REQUIREMENT: The entries are to be returned exactly, with images left out.

· · · · ·

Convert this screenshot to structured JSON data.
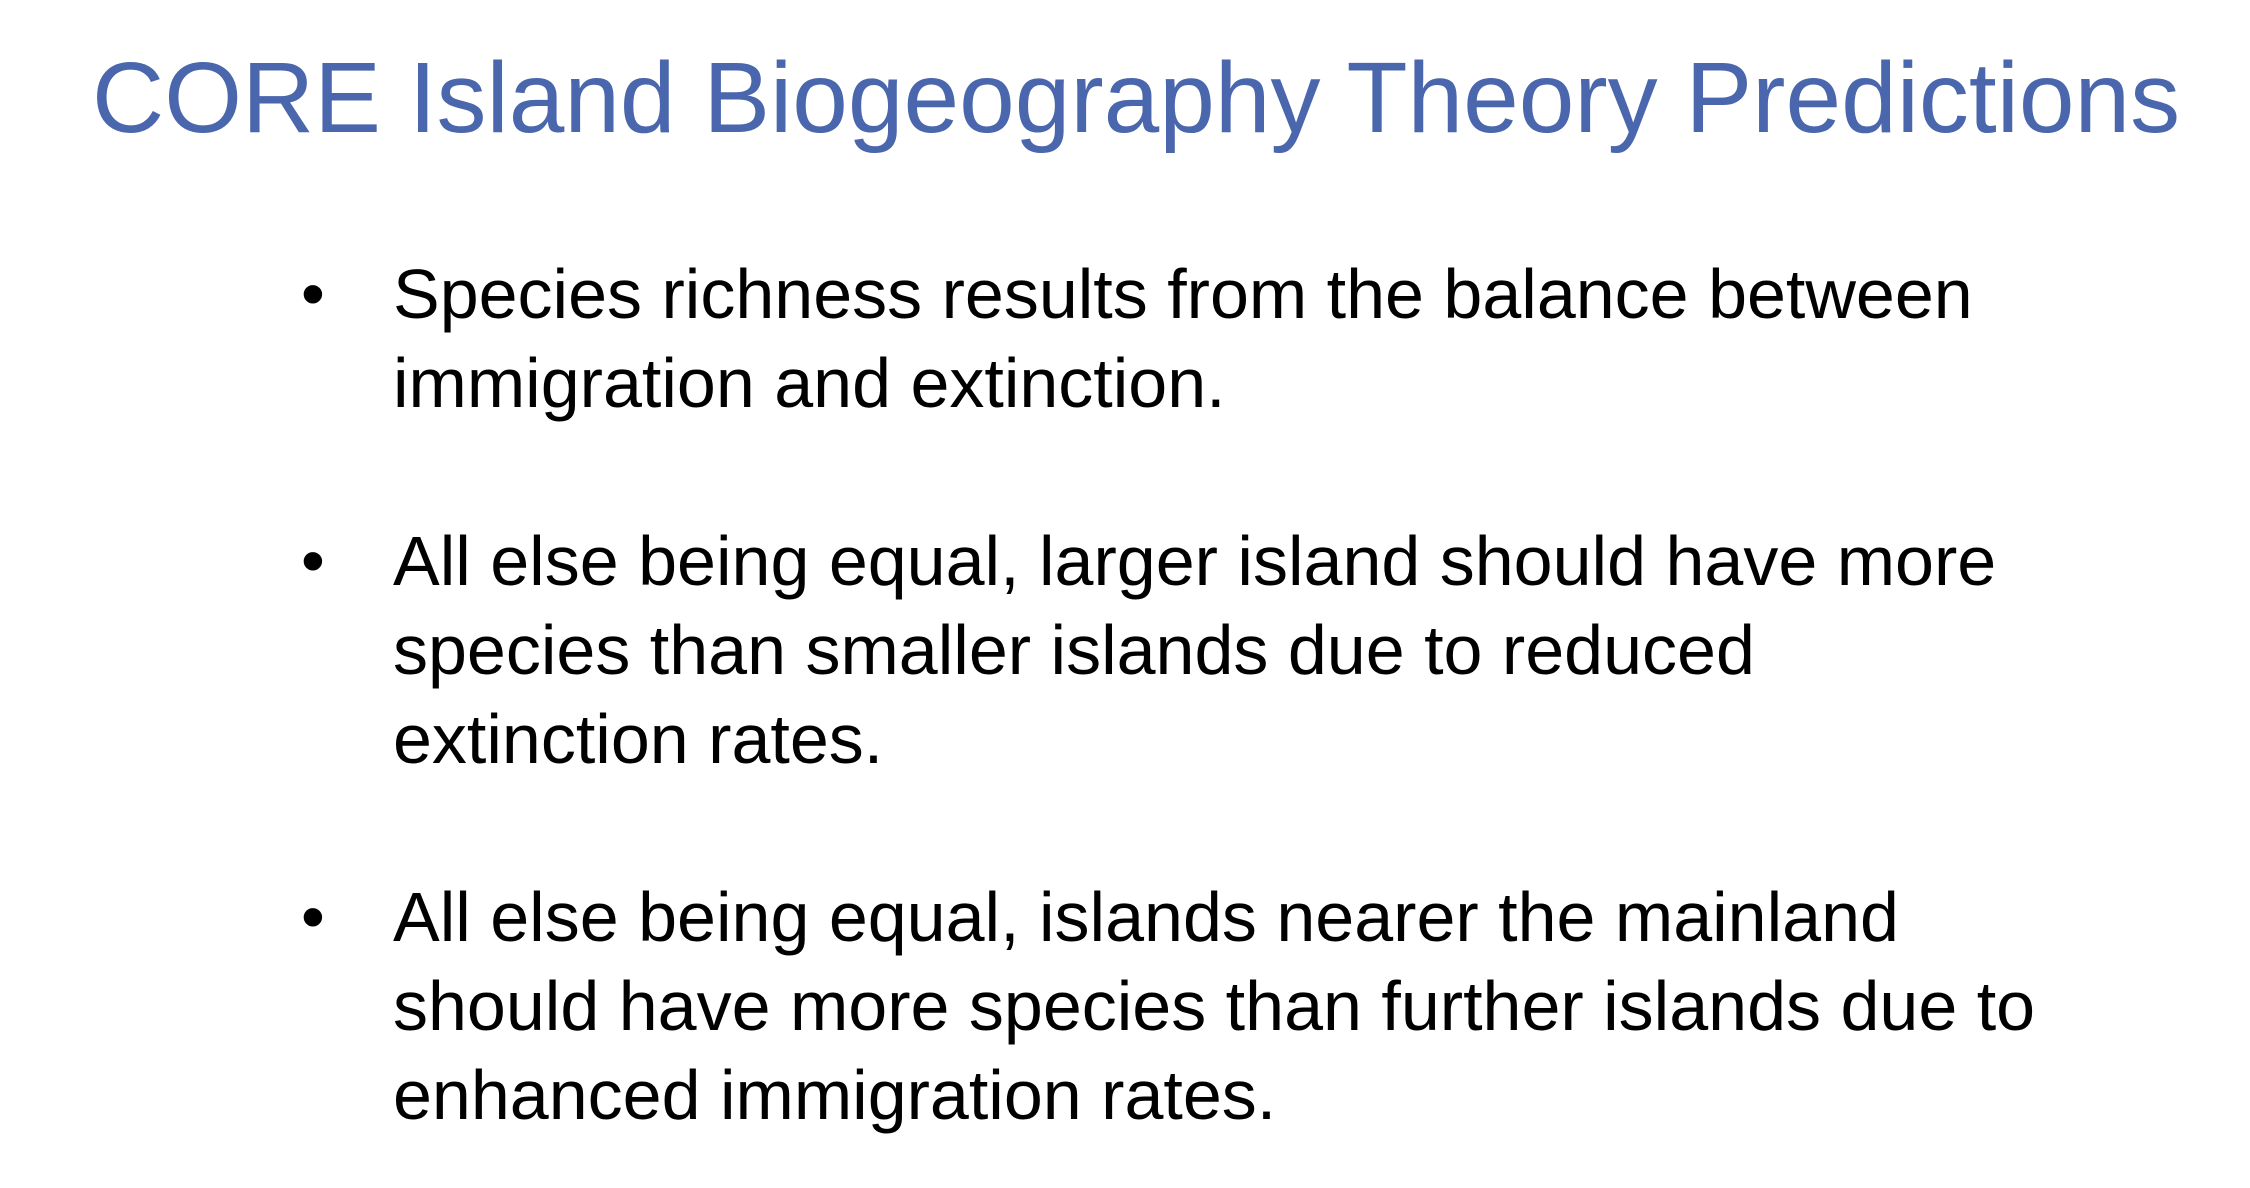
{
  "slide": {
    "title": "CORE Island Biogeography Theory Predictions",
    "title_color": "#4a66ac",
    "text_color": "#000000",
    "bullet_glyph": "•",
    "bullets": [
      {
        "line1": "Species richness results from the balance between",
        "line2": "immigration and extinction.",
        "line3": ""
      },
      {
        "line1": "All else being equal, larger island should have more",
        "line2": "species than smaller islands due to reduced",
        "line3": "extinction rates."
      },
      {
        "line1": "All else being equal, islands nearer the mainland",
        "line2": "should have more species than further islands due to",
        "line3": "enhanced immigration rates."
      }
    ]
  }
}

· · · · ·

COMPLETE RESPONSE:
Convert this screenshot to structured JSON data.
{
  "slide": {
    "title": "CORE Island Biogeography Theory Predictions",
    "title_color": "#4a66ac",
    "text_color": "#000000",
    "bullet_glyph": "•",
    "bullets": [
      {
        "line1": "Species richness results from the balance between",
        "line2": "immigration and extinction.",
        "line3": ""
      },
      {
        "line1": "All else being equal, larger island should have more",
        "line2": "species than smaller islands due to reduced",
        "line3": "extinction rates."
      },
      {
        "line1": "All else being equal, islands nearer the mainland",
        "line2": "should have more species than further islands due to",
        "line3": "enhanced immigration rates."
      }
    ]
  }
}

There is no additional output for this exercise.